- **Instructions for the task**
In the copy, include every entry exactly but none of the images.

###

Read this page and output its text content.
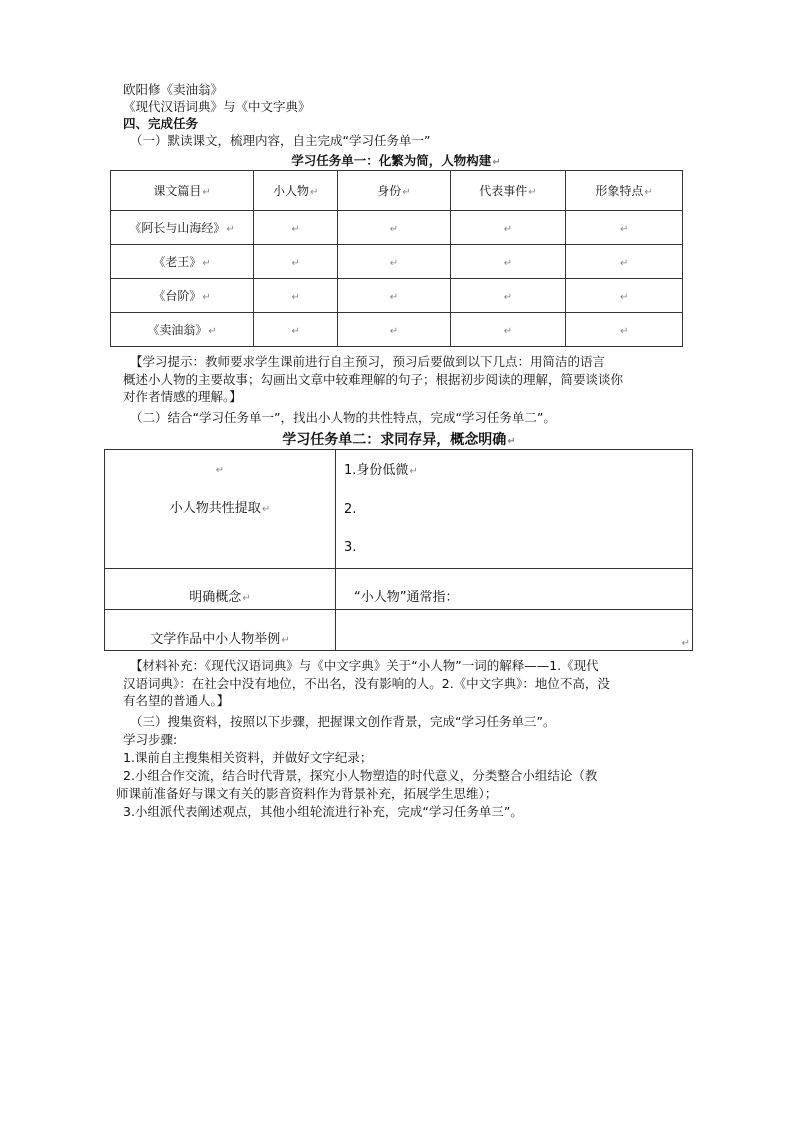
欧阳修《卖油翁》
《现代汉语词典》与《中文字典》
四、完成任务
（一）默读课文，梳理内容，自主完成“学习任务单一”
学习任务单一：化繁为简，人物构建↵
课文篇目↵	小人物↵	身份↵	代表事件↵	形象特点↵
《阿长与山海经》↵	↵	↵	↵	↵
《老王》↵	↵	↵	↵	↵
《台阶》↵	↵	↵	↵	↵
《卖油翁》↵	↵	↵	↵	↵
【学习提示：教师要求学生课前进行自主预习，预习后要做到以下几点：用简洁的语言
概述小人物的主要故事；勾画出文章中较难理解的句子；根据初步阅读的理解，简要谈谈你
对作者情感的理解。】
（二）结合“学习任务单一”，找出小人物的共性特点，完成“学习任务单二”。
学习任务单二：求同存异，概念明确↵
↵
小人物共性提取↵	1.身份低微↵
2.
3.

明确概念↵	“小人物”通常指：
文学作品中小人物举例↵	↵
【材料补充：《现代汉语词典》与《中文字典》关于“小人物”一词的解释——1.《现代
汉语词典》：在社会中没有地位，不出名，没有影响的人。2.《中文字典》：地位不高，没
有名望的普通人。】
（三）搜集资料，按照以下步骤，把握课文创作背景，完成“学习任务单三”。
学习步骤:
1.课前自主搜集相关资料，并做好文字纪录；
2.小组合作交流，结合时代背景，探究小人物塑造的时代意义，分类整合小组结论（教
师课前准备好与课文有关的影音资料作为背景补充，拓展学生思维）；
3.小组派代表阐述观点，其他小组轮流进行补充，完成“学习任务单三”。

###

- **Response**
Read this page and output its text content.
欧阳修《卖油翁》
《现代汉语词典》与《中文字典》
四、完成任务
（一）默读课文，梳理内容，自主完成“学习任务单一”
学习任务单一：化繁为简，人物构建↵
课文篇目↵	小人物↵	身份↵	代表事件↵	形象特点↵
《阿长与山海经》↵	↵	↵	↵	↵
《老王》↵	↵	↵	↵	↵
《台阶》↵	↵	↵	↵	↵
《卖油翁》↵	↵	↵	↵	↵
【学习提示：教师要求学生课前进行自主预习，预习后要做到以下几点：用简洁的语言
概述小人物的主要故事；勾画出文章中较难理解的句子；根据初步阅读的理解，简要谈谈你
对作者情感的理解。】
（二）结合“学习任务单一”，找出小人物的共性特点，完成“学习任务单二”。
学习任务单二：求同存异，概念明确↵
↵
小人物共性提取↵	1.身份低微↵
2.
3.

明确概念↵	“小人物”通常指：
文学作品中小人物举例↵	↵
【材料补充：《现代汉语词典》与《中文字典》关于“小人物”一词的解释——1.《现代
汉语词典》：在社会中没有地位，不出名，没有影响的人。2.《中文字典》：地位不高，没
有名望的普通人。】
（三）搜集资料，按照以下步骤，把握课文创作背景，完成“学习任务单三”。
学习步骤:
1.课前自主搜集相关资料，并做好文字纪录；
2.小组合作交流，结合时代背景，探究小人物塑造的时代意义，分类整合小组结论（教
师课前准备好与课文有关的影音资料作为背景补充，拓展学生思维）；
3.小组派代表阐述观点，其他小组轮流进行补充，完成“学习任务单三”。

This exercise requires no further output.